[Data entries]
>> Start
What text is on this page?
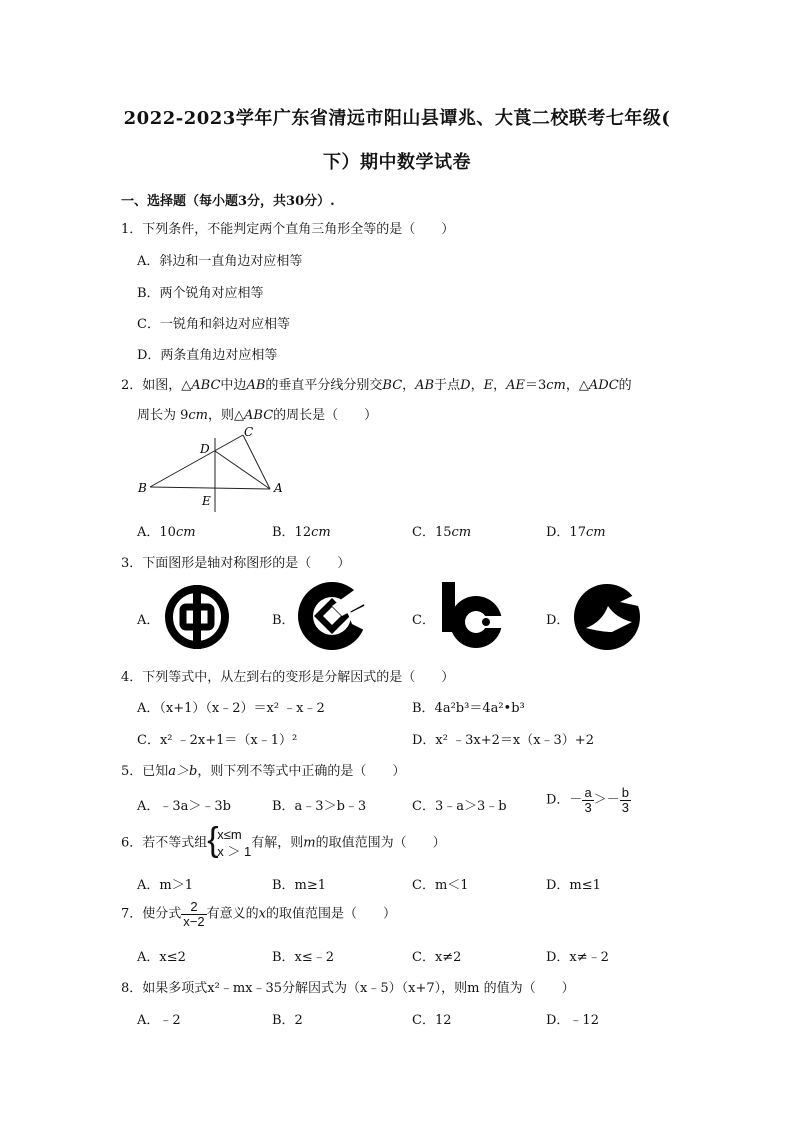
2022-2023学年广东省清远市阳山县谭兆、大莨二校联考七年级(
下）期中数学试卷
一、选择题（每小题3分，共30分）.
1．下列条件，不能判定两个直角三角形全等的是（　　）
A．斜边和一直角边对应相等
B．两个锐角对应相等
C．一锐角和斜边对应相等
D．两条直角边对应相等
2．如图，△ABC中边AB的垂直平分线分别交BC，AB于点D，E，AE＝3cm，△ADC的
周长为 9cm，则△ABC的周长是（　　）
B	A
C
D
E
A．10cm	B．12cm	C．15cm	D．17cm
3．下面图形是轴对称图形的是（　　）
A．	B．	C．	D．
4．下列等式中，从左到右的变形是分解因式的是（　　）
A．（x+1）（x﹣2）＝x² ﹣x﹣2	B．4a²b³＝4a²•b³
C．x² ﹣2x+1＝（x﹣1）²	D．x² ﹣3x+2＝x（x﹣3）+2
5．已知a＞b，则下列不等式中正确的是（　　）
A．﹣3a＞﹣3b	B．a﹣3＞b﹣3	C．3﹣a＞3﹣b	D．－ $\frac{a}{3} >- \frac{b}{3}$
6．若不等式组 {
x≤m
x ＞ 1
有解，则m的取值范围为（　　）
A．m＞1	B．m≥1	C．m＜1	D．m≤1
7．使分式 $\frac{2}{x-2}$ 有意义的x的取值范围是（　　）
A．x≤2	B．x≤﹣2	C．x≠2	D．x≠﹣2
8．如果多项式x²﹣mx﹣35分解因式为（x﹣5）（x+7），则m 的值为（　　）
A．﹣2	B．2	C．12	D．﹣12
>> End
> **SHORT EXERCISE**: Scan the material above for the string "frac" and report each line where you find it.

> **REPLY**:
A．﹣3a＞﹣3b	B．a﹣3＞b﹣3	C．3﹣a＞3﹣b	D．－ $\frac{a}{3} >- \frac{b}{3}$
7．使分式 $\frac{2}{x-2}$ 有意义的x的取值范围是（　　）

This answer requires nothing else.